BEGIN Records for this exercise
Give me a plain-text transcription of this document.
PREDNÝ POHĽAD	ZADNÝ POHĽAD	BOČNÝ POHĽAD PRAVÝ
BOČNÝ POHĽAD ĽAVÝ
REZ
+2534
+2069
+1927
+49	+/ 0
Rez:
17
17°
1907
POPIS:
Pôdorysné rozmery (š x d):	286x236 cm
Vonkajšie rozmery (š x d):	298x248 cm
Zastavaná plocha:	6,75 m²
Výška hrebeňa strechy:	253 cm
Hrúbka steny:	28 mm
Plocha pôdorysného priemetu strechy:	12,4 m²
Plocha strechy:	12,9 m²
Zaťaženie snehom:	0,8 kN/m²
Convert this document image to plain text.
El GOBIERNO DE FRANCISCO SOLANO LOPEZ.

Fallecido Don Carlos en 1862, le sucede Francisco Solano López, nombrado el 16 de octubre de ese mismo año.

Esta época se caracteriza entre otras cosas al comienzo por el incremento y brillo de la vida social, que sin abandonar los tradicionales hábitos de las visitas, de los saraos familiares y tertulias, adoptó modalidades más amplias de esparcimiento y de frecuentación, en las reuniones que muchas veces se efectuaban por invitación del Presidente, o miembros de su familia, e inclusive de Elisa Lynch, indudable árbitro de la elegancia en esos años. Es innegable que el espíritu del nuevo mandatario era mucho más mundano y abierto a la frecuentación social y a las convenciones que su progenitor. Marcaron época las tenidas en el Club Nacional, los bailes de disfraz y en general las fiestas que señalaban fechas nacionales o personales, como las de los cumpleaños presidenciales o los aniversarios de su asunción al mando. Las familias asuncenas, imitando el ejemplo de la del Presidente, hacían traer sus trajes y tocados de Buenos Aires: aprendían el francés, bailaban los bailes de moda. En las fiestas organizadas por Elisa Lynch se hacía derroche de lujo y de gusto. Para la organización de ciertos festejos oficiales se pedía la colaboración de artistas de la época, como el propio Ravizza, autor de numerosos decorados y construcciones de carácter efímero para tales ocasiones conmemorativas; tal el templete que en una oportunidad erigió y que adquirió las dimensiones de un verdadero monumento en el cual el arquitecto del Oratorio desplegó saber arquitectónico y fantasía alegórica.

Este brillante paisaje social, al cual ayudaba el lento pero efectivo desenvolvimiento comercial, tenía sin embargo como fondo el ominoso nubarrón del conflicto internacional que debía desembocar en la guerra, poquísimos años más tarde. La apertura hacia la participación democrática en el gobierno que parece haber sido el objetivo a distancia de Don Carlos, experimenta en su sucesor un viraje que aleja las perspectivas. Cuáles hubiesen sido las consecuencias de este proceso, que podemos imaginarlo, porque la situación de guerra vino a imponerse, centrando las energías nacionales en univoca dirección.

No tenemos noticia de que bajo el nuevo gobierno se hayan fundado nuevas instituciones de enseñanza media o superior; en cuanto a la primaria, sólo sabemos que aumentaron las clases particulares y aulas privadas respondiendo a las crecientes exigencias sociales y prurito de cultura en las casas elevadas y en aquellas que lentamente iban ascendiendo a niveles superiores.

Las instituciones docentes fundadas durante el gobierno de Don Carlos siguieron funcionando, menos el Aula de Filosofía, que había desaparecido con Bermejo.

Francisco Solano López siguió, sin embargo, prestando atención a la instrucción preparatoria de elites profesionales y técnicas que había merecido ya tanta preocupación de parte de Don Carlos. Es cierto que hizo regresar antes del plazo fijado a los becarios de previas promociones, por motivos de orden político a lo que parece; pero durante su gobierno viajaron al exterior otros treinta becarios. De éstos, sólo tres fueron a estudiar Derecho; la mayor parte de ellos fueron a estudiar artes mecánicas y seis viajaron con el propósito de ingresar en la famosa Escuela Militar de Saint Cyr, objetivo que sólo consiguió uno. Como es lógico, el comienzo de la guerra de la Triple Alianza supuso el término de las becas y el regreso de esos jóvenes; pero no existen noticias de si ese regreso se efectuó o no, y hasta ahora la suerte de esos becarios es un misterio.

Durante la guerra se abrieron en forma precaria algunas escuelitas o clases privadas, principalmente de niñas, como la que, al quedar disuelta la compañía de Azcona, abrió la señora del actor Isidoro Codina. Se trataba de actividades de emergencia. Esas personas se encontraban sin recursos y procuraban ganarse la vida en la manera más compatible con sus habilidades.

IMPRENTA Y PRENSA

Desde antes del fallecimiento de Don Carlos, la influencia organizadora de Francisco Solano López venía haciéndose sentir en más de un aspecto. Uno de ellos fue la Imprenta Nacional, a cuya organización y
END Records for this exercise
**Task directions**
Identify the lines of the data that contain the word "strechy". Copy each of them.

**Correct output**
Výška hrebeňa strechy:	253 cm
Plocha pôdorysného priemetu strechy:	12,4 m²
Plocha strechy:	12,9 m²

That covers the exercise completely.